>>>
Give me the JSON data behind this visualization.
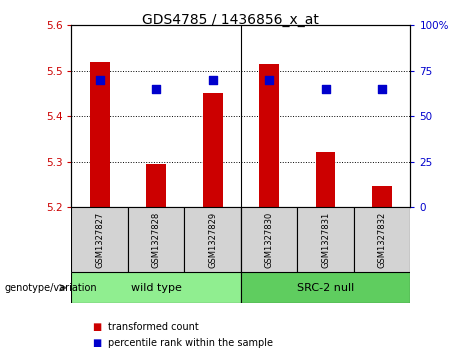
{
  "title": "GDS4785 / 1436856_x_at",
  "samples": [
    "GSM1327827",
    "GSM1327828",
    "GSM1327829",
    "GSM1327830",
    "GSM1327831",
    "GSM1327832"
  ],
  "red_values": [
    5.52,
    5.295,
    5.45,
    5.515,
    5.32,
    5.245
  ],
  "blue_percentiles": [
    70,
    65,
    70,
    70,
    65,
    65
  ],
  "ylim_left": [
    5.2,
    5.6
  ],
  "ylim_right": [
    0,
    100
  ],
  "yticks_left": [
    5.2,
    5.3,
    5.4,
    5.5,
    5.6
  ],
  "yticks_right": [
    0,
    25,
    50,
    75,
    100
  ],
  "groups": [
    {
      "label": "wild type",
      "color": "#90ee90"
    },
    {
      "label": "SRC-2 null",
      "color": "#5fcd5f"
    }
  ],
  "bar_color": "#cc0000",
  "dot_color": "#0000cc",
  "bar_width": 0.35,
  "dot_size": 30,
  "left_label_color": "#cc0000",
  "right_label_color": "#0000cc",
  "sample_bg": "#d3d3d3",
  "genotype_label": "genotype/variation",
  "legend_items": [
    {
      "label": "transformed count",
      "color": "#cc0000"
    },
    {
      "label": "percentile rank within the sample",
      "color": "#0000cc"
    }
  ]
}
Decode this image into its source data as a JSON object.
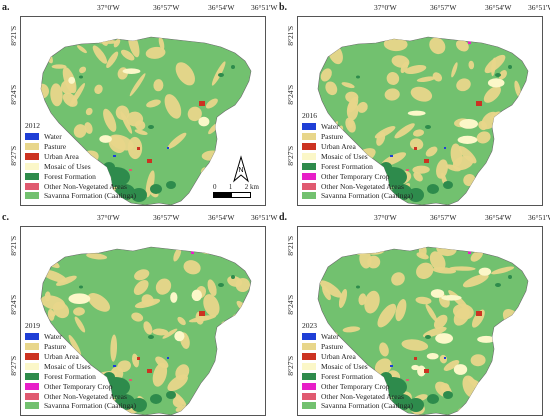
{
  "colors": {
    "water": "#1f3fd6",
    "pasture": "#e8d68a",
    "urban": "#cc3322",
    "mosaic": "#fbf7c8",
    "forest": "#2e8b4c",
    "temp_crop": "#e81ec8",
    "non_veg": "#e05a70",
    "savanna": "#72c16f"
  },
  "axes": {
    "lon_ticks": [
      "37°0'W",
      "36°57'W",
      "36°54'W",
      "36°51'W"
    ],
    "lat_ticks": [
      "8°21'S",
      "8°24'S",
      "8°27'S"
    ]
  },
  "legend_labels": {
    "water": "Water",
    "pasture": "Pasture",
    "urban": "Urban Area",
    "mosaic": "Mosaic of Uses",
    "forest": "Forest Formation",
    "temp_crop": "Other Temporary Crop",
    "non_veg": "Other Non-Vegetated Areas",
    "savanna": "Savanna Formation (Caatinga)"
  },
  "north": {
    "label": "N"
  },
  "scale_bar": {
    "ticks": [
      "0",
      "1",
      "2 km"
    ]
  },
  "panels": [
    {
      "label": "a.",
      "year": "2012",
      "legend": [
        "water",
        "pasture",
        "urban",
        "mosaic",
        "forest",
        "non_veg",
        "savanna"
      ]
    },
    {
      "label": "b.",
      "year": "2016",
      "legend": [
        "water",
        "pasture",
        "urban",
        "mosaic",
        "forest",
        "temp_crop",
        "non_veg",
        "savanna"
      ]
    },
    {
      "label": "c.",
      "year": "2019",
      "legend": [
        "water",
        "pasture",
        "urban",
        "mosaic",
        "forest",
        "temp_crop",
        "non_veg",
        "savanna"
      ]
    },
    {
      "label": "d.",
      "year": "2023",
      "legend": [
        "water",
        "pasture",
        "urban",
        "mosaic",
        "forest",
        "temp_crop",
        "non_veg",
        "savanna"
      ]
    }
  ]
}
<<<
Do this
Write down exactly the lines running from the line with "Decode this image" through the end of the material, both ends included, and none of the pictures.

Reply to the task
Decode this image into its source data as a JSON object.
{
  "colors": {
    "water": "#1f3fd6",
    "pasture": "#e8d68a",
    "urban": "#cc3322",
    "mosaic": "#fbf7c8",
    "forest": "#2e8b4c",
    "temp_crop": "#e81ec8",
    "non_veg": "#e05a70",
    "savanna": "#72c16f"
  },
  "axes": {
    "lon_ticks": [
      "37°0'W",
      "36°57'W",
      "36°54'W",
      "36°51'W"
    ],
    "lat_ticks": [
      "8°21'S",
      "8°24'S",
      "8°27'S"
    ]
  },
  "legend_labels": {
    "water": "Water",
    "pasture": "Pasture",
    "urban": "Urban Area",
    "mosaic": "Mosaic of Uses",
    "forest": "Forest Formation",
    "temp_crop": "Other Temporary Crop",
    "non_veg": "Other Non-Vegetated Areas",
    "savanna": "Savanna Formation (Caatinga)"
  },
  "north": {
    "label": "N"
  },
  "scale_bar": {
    "ticks": [
      "0",
      "1",
      "2 km"
    ]
  },
  "panels": [
    {
      "label": "a.",
      "year": "2012",
      "legend": [
        "water",
        "pasture",
        "urban",
        "mosaic",
        "forest",
        "non_veg",
        "savanna"
      ]
    },
    {
      "label": "b.",
      "year": "2016",
      "legend": [
        "water",
        "pasture",
        "urban",
        "mosaic",
        "forest",
        "temp_crop",
        "non_veg",
        "savanna"
      ]
    },
    {
      "label": "c.",
      "year": "2019",
      "legend": [
        "water",
        "pasture",
        "urban",
        "mosaic",
        "forest",
        "temp_crop",
        "non_veg",
        "savanna"
      ]
    },
    {
      "label": "d.",
      "year": "2023",
      "legend": [
        "water",
        "pasture",
        "urban",
        "mosaic",
        "forest",
        "temp_crop",
        "non_veg",
        "savanna"
      ]
    }
  ]
}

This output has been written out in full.